Collected data:

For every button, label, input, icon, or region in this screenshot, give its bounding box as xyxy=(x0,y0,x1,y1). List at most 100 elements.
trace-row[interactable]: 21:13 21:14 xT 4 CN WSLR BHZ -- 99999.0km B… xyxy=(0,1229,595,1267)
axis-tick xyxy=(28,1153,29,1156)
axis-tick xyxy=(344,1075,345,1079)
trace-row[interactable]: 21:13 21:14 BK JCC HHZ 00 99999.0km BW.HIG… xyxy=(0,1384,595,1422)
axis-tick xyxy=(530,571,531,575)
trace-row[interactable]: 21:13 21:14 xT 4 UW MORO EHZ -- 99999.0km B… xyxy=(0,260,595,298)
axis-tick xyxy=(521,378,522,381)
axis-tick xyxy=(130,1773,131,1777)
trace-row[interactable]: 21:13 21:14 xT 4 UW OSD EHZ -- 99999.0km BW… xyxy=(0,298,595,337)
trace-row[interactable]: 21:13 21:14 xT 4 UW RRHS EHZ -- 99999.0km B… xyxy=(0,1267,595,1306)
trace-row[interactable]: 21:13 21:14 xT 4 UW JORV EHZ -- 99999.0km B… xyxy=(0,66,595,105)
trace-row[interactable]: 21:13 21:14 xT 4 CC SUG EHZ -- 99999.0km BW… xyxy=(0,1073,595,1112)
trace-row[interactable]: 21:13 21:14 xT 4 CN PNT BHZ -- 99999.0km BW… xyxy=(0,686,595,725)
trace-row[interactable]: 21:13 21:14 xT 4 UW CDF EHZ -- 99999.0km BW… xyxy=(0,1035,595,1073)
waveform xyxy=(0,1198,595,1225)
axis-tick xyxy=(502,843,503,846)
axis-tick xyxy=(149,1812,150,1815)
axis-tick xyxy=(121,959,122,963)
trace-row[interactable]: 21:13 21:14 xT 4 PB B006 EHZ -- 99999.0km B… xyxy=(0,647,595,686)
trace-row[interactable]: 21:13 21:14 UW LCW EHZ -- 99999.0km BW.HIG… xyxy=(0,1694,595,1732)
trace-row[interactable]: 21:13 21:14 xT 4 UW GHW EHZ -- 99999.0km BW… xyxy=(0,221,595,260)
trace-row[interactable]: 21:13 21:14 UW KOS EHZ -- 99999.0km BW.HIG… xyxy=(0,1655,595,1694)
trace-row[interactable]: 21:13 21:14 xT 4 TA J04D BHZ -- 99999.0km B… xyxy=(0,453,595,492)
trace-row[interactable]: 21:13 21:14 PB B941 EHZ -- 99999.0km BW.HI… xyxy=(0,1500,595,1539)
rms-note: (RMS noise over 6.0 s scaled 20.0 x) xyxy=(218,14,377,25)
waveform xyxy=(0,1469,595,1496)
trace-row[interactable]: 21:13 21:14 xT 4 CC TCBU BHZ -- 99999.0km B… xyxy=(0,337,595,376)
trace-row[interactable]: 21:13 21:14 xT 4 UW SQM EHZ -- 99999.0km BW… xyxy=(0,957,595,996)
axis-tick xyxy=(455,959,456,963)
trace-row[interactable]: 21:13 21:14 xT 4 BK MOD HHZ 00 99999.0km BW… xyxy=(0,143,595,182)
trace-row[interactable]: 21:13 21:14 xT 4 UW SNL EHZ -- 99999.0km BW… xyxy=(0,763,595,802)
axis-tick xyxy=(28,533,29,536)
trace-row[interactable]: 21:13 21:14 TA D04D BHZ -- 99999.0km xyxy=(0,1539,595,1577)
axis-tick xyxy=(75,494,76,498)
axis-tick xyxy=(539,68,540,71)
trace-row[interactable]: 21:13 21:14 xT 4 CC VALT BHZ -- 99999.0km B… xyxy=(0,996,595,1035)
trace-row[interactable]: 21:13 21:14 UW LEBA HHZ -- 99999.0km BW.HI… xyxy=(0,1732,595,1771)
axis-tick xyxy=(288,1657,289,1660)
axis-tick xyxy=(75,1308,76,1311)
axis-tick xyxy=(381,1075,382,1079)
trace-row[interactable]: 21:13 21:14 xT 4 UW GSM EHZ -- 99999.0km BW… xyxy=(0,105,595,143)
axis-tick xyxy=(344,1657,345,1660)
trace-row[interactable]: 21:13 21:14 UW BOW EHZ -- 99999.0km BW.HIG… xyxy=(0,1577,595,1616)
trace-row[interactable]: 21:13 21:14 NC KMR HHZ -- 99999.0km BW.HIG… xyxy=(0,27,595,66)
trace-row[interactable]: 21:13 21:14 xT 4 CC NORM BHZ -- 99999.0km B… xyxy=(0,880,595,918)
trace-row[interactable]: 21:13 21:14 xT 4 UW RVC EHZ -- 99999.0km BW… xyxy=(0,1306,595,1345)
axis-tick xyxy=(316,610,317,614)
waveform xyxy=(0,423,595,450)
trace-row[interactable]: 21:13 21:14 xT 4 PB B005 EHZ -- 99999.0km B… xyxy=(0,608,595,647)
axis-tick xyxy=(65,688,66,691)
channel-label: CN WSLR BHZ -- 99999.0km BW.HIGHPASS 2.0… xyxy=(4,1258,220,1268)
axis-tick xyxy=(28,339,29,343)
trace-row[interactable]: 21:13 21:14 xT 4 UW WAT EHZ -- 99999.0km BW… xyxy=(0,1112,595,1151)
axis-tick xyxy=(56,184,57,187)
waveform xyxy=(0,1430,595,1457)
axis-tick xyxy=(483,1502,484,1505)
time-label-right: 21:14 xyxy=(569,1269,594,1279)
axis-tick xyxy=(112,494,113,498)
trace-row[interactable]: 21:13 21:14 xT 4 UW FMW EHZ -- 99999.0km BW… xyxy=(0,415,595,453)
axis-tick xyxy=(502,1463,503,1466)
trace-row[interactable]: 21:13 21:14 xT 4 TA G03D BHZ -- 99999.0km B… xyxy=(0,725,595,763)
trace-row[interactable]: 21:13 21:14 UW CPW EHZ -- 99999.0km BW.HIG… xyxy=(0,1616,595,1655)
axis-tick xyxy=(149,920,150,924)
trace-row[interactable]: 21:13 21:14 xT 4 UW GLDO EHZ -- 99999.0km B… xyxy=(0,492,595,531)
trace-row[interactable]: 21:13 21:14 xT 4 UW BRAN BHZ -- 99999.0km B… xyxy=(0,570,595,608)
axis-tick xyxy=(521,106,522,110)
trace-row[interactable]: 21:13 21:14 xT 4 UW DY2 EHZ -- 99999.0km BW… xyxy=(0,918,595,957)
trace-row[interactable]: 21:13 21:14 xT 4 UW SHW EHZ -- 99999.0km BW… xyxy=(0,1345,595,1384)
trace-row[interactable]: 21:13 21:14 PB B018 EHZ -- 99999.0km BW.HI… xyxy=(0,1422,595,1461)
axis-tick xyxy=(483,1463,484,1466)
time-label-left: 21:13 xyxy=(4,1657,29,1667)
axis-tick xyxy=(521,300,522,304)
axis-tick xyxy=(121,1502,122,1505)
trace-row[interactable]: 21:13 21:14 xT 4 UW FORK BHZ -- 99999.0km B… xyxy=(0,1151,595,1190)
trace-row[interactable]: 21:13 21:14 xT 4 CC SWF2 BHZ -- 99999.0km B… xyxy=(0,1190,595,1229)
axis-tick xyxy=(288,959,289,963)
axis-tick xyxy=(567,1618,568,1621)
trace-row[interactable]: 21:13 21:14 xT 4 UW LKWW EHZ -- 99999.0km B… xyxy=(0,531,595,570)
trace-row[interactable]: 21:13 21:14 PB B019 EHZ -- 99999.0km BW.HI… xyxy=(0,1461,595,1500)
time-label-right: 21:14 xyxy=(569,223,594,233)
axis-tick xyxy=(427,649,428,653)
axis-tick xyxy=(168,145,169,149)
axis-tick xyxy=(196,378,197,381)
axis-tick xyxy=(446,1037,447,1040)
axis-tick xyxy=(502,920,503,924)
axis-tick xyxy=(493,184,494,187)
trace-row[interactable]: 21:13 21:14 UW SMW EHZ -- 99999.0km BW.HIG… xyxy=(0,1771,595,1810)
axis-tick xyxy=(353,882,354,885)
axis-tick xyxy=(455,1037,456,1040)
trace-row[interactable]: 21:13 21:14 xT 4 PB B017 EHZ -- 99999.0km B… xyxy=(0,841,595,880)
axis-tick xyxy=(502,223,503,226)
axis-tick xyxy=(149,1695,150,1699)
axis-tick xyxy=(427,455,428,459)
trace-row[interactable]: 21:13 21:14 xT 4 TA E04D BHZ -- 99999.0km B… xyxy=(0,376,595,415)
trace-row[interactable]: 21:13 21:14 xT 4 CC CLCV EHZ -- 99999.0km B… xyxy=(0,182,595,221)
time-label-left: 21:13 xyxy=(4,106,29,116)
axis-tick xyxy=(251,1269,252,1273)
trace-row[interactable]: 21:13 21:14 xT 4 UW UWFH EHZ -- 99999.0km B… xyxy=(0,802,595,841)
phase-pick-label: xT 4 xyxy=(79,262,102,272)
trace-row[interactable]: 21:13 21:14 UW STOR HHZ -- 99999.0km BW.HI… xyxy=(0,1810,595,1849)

● **Written request**: Convert the lines from the start of the data above through the line containing "axis-tick xyxy=(530,571,531,575)" into a JSON list of strings, one string per line, skipping any blank lines.

● **Task output**:
[
  "For every button, label, input, icon, or region in this screenshot, give its bounding box as xyxy=(x0,y0,x1,y1). List at most 100 elements.",
  "trace-row[interactable]: 21:13 21:14 xT 4 CN WSLR BHZ -- 99999.0km B… xyxy=(0,1229,595,1267)",
  "axis-tick xyxy=(28,1153,29,1156)",
  "axis-tick xyxy=(344,1075,345,1079)",
  "trace-row[interactable]: 21:13 21:14 BK JCC HHZ 00 99999.0km BW.HIG… xyxy=(0,1384,595,1422)",
  "axis-tick xyxy=(530,571,531,575)"
]